Records that describe figures:
= = =

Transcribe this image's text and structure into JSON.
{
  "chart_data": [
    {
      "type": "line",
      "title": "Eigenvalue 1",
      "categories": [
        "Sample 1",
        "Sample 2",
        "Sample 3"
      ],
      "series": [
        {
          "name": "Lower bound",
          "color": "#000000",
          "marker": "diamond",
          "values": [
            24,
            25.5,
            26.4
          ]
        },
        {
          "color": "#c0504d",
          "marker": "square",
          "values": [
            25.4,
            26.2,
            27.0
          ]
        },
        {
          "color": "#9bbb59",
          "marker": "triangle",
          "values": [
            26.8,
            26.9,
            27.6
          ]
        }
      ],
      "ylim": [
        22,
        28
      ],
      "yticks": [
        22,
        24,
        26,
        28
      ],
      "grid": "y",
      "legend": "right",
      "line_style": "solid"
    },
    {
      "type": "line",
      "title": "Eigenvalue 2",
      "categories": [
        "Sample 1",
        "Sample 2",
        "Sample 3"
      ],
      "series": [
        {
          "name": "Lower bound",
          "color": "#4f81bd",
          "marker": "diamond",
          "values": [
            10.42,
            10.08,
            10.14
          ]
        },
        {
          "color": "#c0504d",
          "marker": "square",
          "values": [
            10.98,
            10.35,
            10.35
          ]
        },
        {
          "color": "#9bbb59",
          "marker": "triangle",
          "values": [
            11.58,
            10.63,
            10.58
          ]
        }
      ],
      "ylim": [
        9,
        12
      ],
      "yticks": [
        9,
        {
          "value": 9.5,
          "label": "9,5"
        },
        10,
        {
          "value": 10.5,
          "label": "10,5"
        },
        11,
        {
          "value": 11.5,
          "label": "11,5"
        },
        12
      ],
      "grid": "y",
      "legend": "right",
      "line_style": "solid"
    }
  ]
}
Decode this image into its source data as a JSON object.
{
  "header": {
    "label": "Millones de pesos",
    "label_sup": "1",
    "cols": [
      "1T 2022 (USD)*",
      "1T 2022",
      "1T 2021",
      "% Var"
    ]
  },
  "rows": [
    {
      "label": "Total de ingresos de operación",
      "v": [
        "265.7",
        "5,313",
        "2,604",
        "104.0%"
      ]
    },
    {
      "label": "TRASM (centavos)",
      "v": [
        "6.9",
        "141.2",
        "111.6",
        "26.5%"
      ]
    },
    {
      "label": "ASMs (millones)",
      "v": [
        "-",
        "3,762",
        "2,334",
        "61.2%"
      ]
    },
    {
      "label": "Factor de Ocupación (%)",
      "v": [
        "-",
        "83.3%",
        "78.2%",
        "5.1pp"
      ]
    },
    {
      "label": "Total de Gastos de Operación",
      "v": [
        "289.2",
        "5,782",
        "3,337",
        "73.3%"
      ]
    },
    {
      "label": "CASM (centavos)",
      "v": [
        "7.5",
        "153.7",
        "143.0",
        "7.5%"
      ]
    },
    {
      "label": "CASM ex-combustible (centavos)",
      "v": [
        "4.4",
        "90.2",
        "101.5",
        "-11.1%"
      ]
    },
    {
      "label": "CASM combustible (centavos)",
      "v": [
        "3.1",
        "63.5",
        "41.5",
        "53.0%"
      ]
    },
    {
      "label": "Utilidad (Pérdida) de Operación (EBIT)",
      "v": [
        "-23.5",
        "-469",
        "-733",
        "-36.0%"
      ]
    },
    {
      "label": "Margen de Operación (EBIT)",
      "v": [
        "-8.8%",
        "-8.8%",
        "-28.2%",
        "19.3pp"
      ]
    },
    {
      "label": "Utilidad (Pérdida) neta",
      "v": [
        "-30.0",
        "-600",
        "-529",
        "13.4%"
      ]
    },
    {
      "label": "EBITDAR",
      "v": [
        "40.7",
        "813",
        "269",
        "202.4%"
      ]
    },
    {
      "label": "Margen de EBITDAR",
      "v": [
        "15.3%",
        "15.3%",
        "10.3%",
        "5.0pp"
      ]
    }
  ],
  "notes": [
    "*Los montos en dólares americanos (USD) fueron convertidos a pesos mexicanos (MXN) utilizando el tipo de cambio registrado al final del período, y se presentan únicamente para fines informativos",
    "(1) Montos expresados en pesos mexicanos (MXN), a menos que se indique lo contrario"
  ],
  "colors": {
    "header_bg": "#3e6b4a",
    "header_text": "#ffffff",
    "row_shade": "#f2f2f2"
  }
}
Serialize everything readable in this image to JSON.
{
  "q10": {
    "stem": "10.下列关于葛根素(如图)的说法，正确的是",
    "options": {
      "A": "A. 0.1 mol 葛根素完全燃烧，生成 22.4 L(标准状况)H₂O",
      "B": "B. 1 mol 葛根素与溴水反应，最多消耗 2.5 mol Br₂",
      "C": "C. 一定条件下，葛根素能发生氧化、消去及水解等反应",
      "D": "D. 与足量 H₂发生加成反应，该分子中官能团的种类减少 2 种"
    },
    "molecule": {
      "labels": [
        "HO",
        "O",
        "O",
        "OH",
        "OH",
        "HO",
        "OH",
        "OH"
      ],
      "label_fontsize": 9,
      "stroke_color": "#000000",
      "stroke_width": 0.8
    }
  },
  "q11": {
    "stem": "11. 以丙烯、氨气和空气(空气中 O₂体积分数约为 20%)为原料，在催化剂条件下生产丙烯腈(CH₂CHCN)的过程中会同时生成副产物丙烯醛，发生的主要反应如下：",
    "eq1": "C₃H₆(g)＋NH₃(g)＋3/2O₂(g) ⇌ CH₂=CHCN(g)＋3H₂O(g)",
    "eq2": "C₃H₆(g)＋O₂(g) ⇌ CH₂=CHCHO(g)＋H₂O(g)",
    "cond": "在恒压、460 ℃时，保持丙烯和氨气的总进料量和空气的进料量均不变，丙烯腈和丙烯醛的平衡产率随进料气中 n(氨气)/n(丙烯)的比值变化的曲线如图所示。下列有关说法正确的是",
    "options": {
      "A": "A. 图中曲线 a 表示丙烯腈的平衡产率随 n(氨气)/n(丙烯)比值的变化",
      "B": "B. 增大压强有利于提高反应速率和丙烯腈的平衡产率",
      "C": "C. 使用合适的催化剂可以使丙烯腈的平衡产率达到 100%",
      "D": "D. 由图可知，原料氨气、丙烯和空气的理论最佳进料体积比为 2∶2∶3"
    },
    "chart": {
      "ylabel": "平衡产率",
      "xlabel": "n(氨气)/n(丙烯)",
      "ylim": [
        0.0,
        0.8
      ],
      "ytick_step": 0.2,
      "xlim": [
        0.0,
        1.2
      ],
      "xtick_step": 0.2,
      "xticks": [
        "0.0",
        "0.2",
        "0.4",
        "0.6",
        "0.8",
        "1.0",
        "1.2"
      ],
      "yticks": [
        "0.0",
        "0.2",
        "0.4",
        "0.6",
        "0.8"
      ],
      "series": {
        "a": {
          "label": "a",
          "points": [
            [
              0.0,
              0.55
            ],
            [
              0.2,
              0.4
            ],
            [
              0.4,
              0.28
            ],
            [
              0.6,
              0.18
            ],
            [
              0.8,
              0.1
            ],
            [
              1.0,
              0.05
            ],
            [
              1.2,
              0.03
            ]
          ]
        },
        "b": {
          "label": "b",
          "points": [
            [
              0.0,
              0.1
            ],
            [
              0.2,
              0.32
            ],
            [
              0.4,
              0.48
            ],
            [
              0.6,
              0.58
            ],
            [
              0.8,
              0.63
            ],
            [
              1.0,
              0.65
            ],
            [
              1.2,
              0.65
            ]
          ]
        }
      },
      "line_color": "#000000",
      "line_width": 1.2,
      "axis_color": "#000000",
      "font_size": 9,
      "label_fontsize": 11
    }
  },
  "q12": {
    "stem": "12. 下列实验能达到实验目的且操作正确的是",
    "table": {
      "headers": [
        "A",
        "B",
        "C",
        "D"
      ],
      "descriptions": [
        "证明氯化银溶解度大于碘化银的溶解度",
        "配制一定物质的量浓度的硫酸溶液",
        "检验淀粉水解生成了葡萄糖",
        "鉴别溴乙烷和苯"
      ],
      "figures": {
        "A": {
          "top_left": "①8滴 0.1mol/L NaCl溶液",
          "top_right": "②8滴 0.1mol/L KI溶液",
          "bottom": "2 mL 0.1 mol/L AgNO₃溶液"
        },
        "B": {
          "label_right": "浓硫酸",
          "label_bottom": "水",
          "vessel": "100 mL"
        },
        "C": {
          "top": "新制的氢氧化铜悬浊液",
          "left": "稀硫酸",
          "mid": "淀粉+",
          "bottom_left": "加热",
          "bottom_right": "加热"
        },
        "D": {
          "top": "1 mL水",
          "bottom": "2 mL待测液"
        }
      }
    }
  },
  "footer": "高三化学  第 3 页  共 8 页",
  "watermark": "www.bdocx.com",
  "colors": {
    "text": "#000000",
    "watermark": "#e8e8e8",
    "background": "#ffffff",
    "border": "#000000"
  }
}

= = =

What you are asked to do ::
Return every line above that contains the word "combustible".

Final result ::
      "label": "CASM ex-combustible (centavos)",
      "label": "CASM combustible (centavos)",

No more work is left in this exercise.